Exercise instructions
Repeat, line for line, the entries printed below.

+++ Provided data +++

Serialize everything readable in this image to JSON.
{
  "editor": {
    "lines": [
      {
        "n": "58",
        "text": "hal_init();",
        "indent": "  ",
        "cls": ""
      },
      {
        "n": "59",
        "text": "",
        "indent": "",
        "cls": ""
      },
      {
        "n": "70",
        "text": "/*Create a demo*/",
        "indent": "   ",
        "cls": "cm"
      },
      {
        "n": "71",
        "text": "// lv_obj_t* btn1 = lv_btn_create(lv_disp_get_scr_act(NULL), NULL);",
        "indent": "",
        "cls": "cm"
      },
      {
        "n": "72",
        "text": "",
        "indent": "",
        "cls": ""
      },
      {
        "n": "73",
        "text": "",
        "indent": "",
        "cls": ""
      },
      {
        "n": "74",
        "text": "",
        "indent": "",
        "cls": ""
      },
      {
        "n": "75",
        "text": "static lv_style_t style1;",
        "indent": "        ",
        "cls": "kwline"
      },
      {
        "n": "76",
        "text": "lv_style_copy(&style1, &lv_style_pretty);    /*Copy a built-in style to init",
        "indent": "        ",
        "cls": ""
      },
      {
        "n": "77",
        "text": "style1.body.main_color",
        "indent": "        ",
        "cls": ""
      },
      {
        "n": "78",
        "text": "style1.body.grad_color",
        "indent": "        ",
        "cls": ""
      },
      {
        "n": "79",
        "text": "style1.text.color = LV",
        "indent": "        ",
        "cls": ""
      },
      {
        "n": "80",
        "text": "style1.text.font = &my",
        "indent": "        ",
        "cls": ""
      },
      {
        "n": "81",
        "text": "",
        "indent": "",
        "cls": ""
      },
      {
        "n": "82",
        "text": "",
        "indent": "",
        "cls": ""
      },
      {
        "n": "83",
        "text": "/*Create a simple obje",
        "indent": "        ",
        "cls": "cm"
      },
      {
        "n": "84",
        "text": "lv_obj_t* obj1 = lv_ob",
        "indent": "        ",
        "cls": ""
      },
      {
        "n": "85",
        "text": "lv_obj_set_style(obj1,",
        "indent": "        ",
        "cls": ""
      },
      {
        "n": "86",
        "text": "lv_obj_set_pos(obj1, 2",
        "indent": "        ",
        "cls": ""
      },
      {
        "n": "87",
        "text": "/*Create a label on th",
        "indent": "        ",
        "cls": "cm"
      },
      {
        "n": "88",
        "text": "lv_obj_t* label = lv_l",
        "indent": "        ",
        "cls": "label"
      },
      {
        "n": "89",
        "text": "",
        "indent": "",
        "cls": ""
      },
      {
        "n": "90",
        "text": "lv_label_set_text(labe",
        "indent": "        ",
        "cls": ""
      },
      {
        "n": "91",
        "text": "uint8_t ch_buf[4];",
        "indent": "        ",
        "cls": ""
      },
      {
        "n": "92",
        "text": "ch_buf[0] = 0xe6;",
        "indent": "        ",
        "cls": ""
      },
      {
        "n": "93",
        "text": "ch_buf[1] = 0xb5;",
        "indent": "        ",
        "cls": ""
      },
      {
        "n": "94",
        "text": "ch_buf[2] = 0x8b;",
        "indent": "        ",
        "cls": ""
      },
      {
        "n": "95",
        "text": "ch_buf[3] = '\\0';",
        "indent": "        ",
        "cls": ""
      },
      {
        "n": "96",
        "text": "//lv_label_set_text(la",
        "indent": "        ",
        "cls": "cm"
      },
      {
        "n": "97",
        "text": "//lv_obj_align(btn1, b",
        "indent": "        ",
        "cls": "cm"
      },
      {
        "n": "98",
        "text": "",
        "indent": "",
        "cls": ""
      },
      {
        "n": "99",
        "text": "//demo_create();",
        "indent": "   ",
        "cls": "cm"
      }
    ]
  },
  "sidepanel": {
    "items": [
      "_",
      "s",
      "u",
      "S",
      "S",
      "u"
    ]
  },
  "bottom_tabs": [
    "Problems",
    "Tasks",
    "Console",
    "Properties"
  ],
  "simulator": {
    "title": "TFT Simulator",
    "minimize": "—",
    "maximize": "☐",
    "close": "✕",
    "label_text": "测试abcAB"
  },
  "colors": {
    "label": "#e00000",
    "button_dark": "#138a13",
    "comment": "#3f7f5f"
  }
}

+++

Result for this task
Serialize everything readable in this image to JSON.
{
  "editor": {
    "lines": [
      {
        "n": "58",
        "text": "hal_init();",
        "indent": "  ",
        "cls": ""
      },
      {
        "n": "59",
        "text": "",
        "indent": "",
        "cls": ""
      },
      {
        "n": "70",
        "text": "/*Create a demo*/",
        "indent": "   ",
        "cls": "cm"
      },
      {
        "n": "71",
        "text": "// lv_obj_t* btn1 = lv_btn_create(lv_disp_get_scr_act(NULL), NULL);",
        "indent": "",
        "cls": "cm"
      },
      {
        "n": "72",
        "text": "",
        "indent": "",
        "cls": ""
      },
      {
        "n": "73",
        "text": "",
        "indent": "",
        "cls": ""
      },
      {
        "n": "74",
        "text": "",
        "indent": "",
        "cls": ""
      },
      {
        "n": "75",
        "text": "static lv_style_t style1;",
        "indent": "        ",
        "cls": "kwline"
      },
      {
        "n": "76",
        "text": "lv_style_copy(&style1, &lv_style_pretty);    /*Copy a built-in style to init",
        "indent": "        ",
        "cls": ""
      },
      {
        "n": "77",
        "text": "style1.body.main_color",
        "indent": "        ",
        "cls": ""
      },
      {
        "n": "78",
        "text": "style1.body.grad_color",
        "indent": "        ",
        "cls": ""
      },
      {
        "n": "79",
        "text": "style1.text.color = LV",
        "indent": "        ",
        "cls": ""
      },
      {
        "n": "80",
        "text": "style1.text.font = &my",
        "indent": "        ",
        "cls": ""
      },
      {
        "n": "81",
        "text": "",
        "indent": "",
        "cls": ""
      },
      {
        "n": "82",
        "text": "",
        "indent": "",
        "cls": ""
      },
      {
        "n": "83",
        "text": "/*Create a simple obje",
        "indent": "        ",
        "cls": "cm"
      },
      {
        "n": "84",
        "text": "lv_obj_t* obj1 = lv_ob",
        "indent": "        ",
        "cls": ""
      },
      {
        "n": "85",
        "text": "lv_obj_set_style(obj1,",
        "indent": "        ",
        "cls": ""
      },
      {
        "n": "86",
        "text": "lv_obj_set_pos(obj1, 2",
        "indent": "        ",
        "cls": ""
      },
      {
        "n": "87",
        "text": "/*Create a label on th",
        "indent": "        ",
        "cls": "cm"
      },
      {
        "n": "88",
        "text": "lv_obj_t* label = lv_l",
        "indent": "        ",
        "cls": "label"
      },
      {
        "n": "89",
        "text": "",
        "indent": "",
        "cls": ""
      },
      {
        "n": "90",
        "text": "lv_label_set_text(labe",
        "indent": "        ",
        "cls": ""
      },
      {
        "n": "91",
        "text": "uint8_t ch_buf[4];",
        "indent": "        ",
        "cls": ""
      },
      {
        "n": "92",
        "text": "ch_buf[0] = 0xe6;",
        "indent": "        ",
        "cls": ""
      },
      {
        "n": "93",
        "text": "ch_buf[1] = 0xb5;",
        "indent": "        ",
        "cls": ""
      },
      {
        "n": "94",
        "text": "ch_buf[2] = 0x8b;",
        "indent": "        ",
        "cls": ""
      },
      {
        "n": "95",
        "text": "ch_buf[3] = '\\0';",
        "indent": "        ",
        "cls": ""
      },
      {
        "n": "96",
        "text": "//lv_label_set_text(la",
        "indent": "        ",
        "cls": "cm"
      },
      {
        "n": "97",
        "text": "//lv_obj_align(btn1, b",
        "indent": "        ",
        "cls": "cm"
      },
      {
        "n": "98",
        "text": "",
        "indent": "",
        "cls": ""
      },
      {
        "n": "99",
        "text": "//demo_create();",
        "indent": "   ",
        "cls": "cm"
      }
    ]
  },
  "sidepanel": {
    "items": [
      "_",
      "s",
      "u",
      "S",
      "S",
      "u"
    ]
  },
  "bottom_tabs": [
    "Problems",
    "Tasks",
    "Console",
    "Properties"
  ],
  "simulator": {
    "title": "TFT Simulator",
    "minimize": "—",
    "maximize": "☐",
    "close": "✕",
    "label_text": "测试abcAB"
  },
  "colors": {
    "label": "#e00000",
    "button_dark": "#138a13",
    "comment": "#3f7f5f"
  }
}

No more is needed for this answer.